Exercise requirements: Copy, in full, each line of the material that holds the word "screenshot".

Dataset records:
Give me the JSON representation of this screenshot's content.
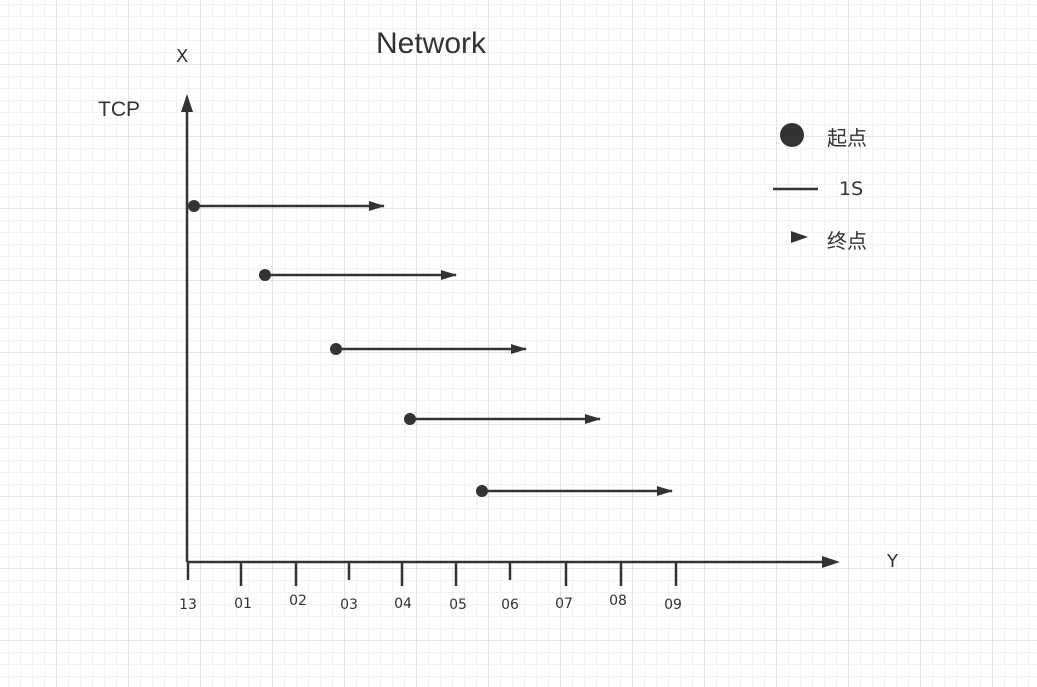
{
  "title": "Network",
  "x_axis_label": "X",
  "y_axis_label": "Y",
  "protocol_label": "TCP",
  "ticks": [
    "13",
    "01",
    "02",
    "03",
    "04",
    "05",
    "06",
    "07",
    "08",
    "09"
  ],
  "legend": {
    "start_label": "起点",
    "duration_label": "1S",
    "end_label": "终点"
  },
  "colors": {
    "ink": "#333333",
    "grid_major": "#e3e3e3",
    "grid_minor": "#f2f2f2",
    "background": "#ffffff"
  }
}
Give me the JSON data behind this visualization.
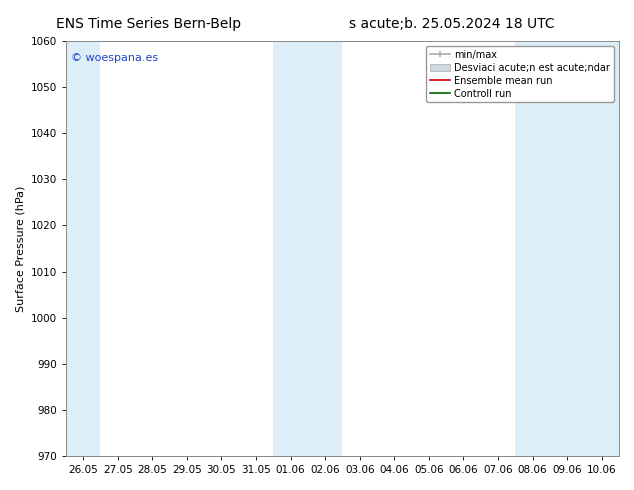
{
  "title_left": "ENS Time Series Bern-Belp",
  "title_right": "s acute;b. 25.05.2024 18 UTC",
  "ylabel": "Surface Pressure (hPa)",
  "ylim": [
    970,
    1060
  ],
  "yticks": [
    970,
    980,
    990,
    1000,
    1010,
    1020,
    1030,
    1040,
    1050,
    1060
  ],
  "x_labels": [
    "26.05",
    "27.05",
    "28.05",
    "29.05",
    "30.05",
    "31.05",
    "01.06",
    "02.06",
    "03.06",
    "04.06",
    "05.06",
    "06.06",
    "07.06",
    "08.06",
    "09.06",
    "10.06"
  ],
  "bg_color": "#ffffff",
  "plot_bg_color": "#ffffff",
  "band_color": "#ddeef8",
  "shaded_col_indices": [
    0,
    6,
    7,
    13,
    14,
    15
  ],
  "watermark": "© woespana.es",
  "legend_minmax_color": "#aaaaaa",
  "legend_std_color": "#cccccc",
  "legend_ensemble_color": "#cc0000",
  "legend_control_color": "#006600",
  "font_size_title": 10,
  "font_size_ylabel": 8,
  "font_size_tick": 7.5,
  "font_size_watermark": 8,
  "font_size_legend": 7,
  "n_days": 16
}
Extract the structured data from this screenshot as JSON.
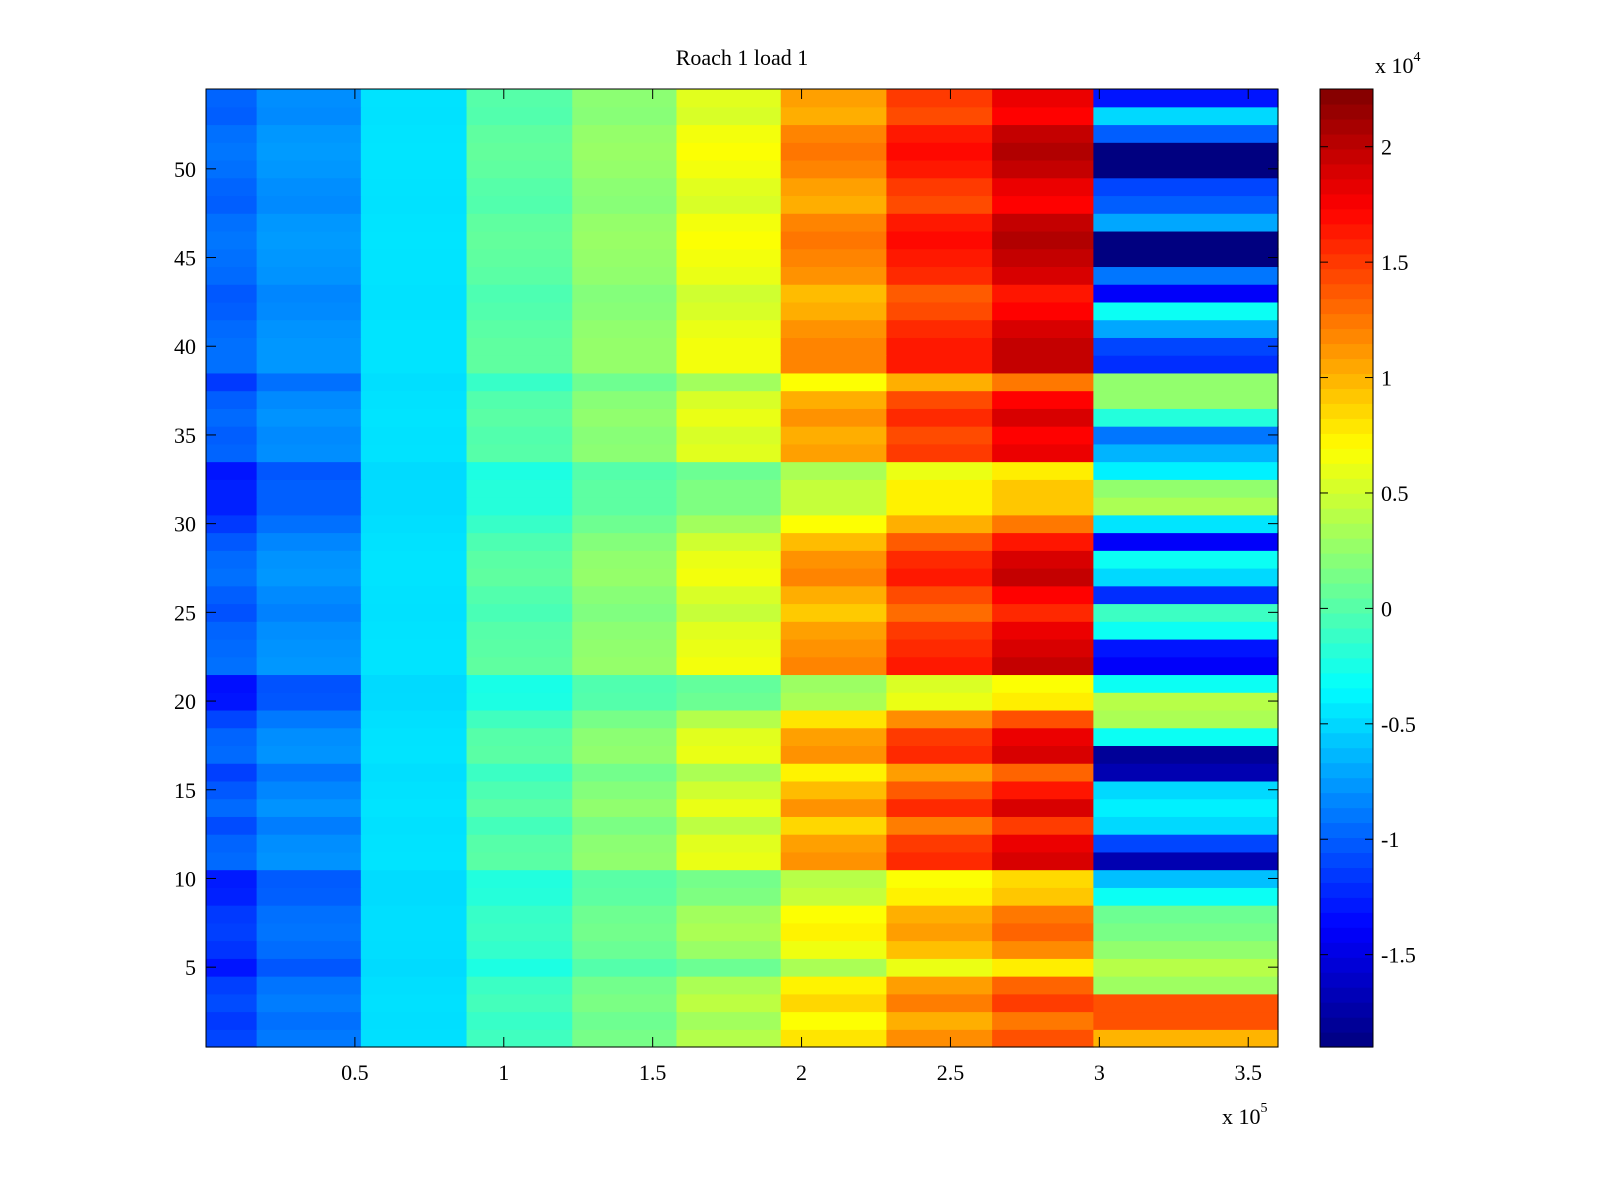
{
  "chart_data": {
    "type": "heatmap",
    "title": "Roach 1 load 1",
    "xlabel": "",
    "ylabel": "",
    "x_multiplier": {
      "base": "x 10",
      "exponent": "5"
    },
    "xlim": [
      0,
      360000
    ],
    "ylim": [
      0.5,
      54.5
    ],
    "x_ticks": [
      50000,
      100000,
      150000,
      200000,
      250000,
      300000,
      350000
    ],
    "x_tick_labels": [
      "0.5",
      "1",
      "1.5",
      "2",
      "2.5",
      "3",
      "3.5"
    ],
    "y_ticks": [
      5,
      10,
      15,
      20,
      25,
      30,
      35,
      40,
      45,
      50
    ],
    "y_tick_labels": [
      "5",
      "10",
      "15",
      "20",
      "25",
      "30",
      "35",
      "40",
      "45",
      "50"
    ],
    "colormap": "jet",
    "colorbar": {
      "clim": [
        -19000,
        22500
      ],
      "multiplier": {
        "base": "x 10",
        "exponent": "4"
      },
      "ticks": [
        -15000,
        -10000,
        -5000,
        0,
        5000,
        10000,
        15000,
        20000
      ],
      "tick_labels": [
        "-1.5",
        "-1",
        "-0.5",
        "0",
        "0.5",
        "1",
        "1.5",
        "2"
      ]
    },
    "x_segments": [
      {
        "x_start": 0,
        "x_end": 17000,
        "profile_index": 0
      },
      {
        "x_start": 17000,
        "x_end": 52000,
        "profile_index": 1
      },
      {
        "x_start": 52000,
        "x_end": 87500,
        "profile_index": 2
      },
      {
        "x_start": 87500,
        "x_end": 123000,
        "profile_index": 3
      },
      {
        "x_start": 123000,
        "x_end": 158000,
        "profile_index": 4
      },
      {
        "x_start": 158000,
        "x_end": 193000,
        "profile_index": 5
      },
      {
        "x_start": 193000,
        "x_end": 228500,
        "profile_index": 6
      },
      {
        "x_start": 228500,
        "x_end": 264000,
        "profile_index": 7
      },
      {
        "x_start": 264000,
        "x_end": 298000,
        "profile_index": 8
      },
      {
        "x_start": 298000,
        "x_end": 360000,
        "profile_index": 9
      }
    ],
    "row_weights": [
      0.6,
      0.5,
      0.65,
      0.55,
      0.2,
      0.45,
      0.55,
      0.5,
      0.3,
      0.25,
      0.9,
      0.85,
      0.65,
      0.9,
      0.75,
      0.55,
      0.9,
      0.85,
      0.6,
      0.2,
      0.15,
      0.95,
      0.9,
      0.85,
      0.7,
      0.8,
      0.95,
      0.9,
      0.75,
      0.5,
      0.3,
      0.3,
      0.2,
      0.85,
      0.8,
      0.9,
      0.8,
      0.5,
      0.95,
      0.95,
      0.9,
      0.8,
      0.75,
      0.9,
      0.95,
      1.0,
      0.95,
      0.8,
      0.85,
      0.95,
      1.0,
      0.95,
      0.8,
      0.85
    ],
    "value_profile_min": [
      -14000,
      -11000,
      -5000,
      -3000,
      -700,
      -500,
      1200,
      3400,
      4400,
      null
    ],
    "value_profile_max": [
      -9000,
      -7500,
      -4500,
      600,
      2800,
      6800,
      12500,
      17000,
      20500,
      null
    ],
    "last_column_values": [
      10000,
      14000,
      14000,
      3000,
      4000,
      2500,
      1500,
      1000,
      -3000,
      -6000,
      -17000,
      -11000,
      -5000,
      -4000,
      -5000,
      -17000,
      -18000,
      -3000,
      3500,
      4000,
      -3000,
      -14000,
      -13000,
      -3000,
      -1000,
      -12000,
      -5000,
      -3000,
      -14000,
      -4500,
      3500,
      2500,
      -4000,
      -6500,
      -9000,
      -2000,
      2500,
      2500,
      -12000,
      -11000,
      -7000,
      -3000,
      -14000,
      -9000,
      -19000,
      -19000,
      -7000,
      -10000,
      -11000,
      -19000,
      -19000,
      -10000,
      -5000,
      -13000
    ]
  }
}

Task answer:
Give me the JSON representation of this screenshot's content.
Extract the structured data from this screenshot as JSON.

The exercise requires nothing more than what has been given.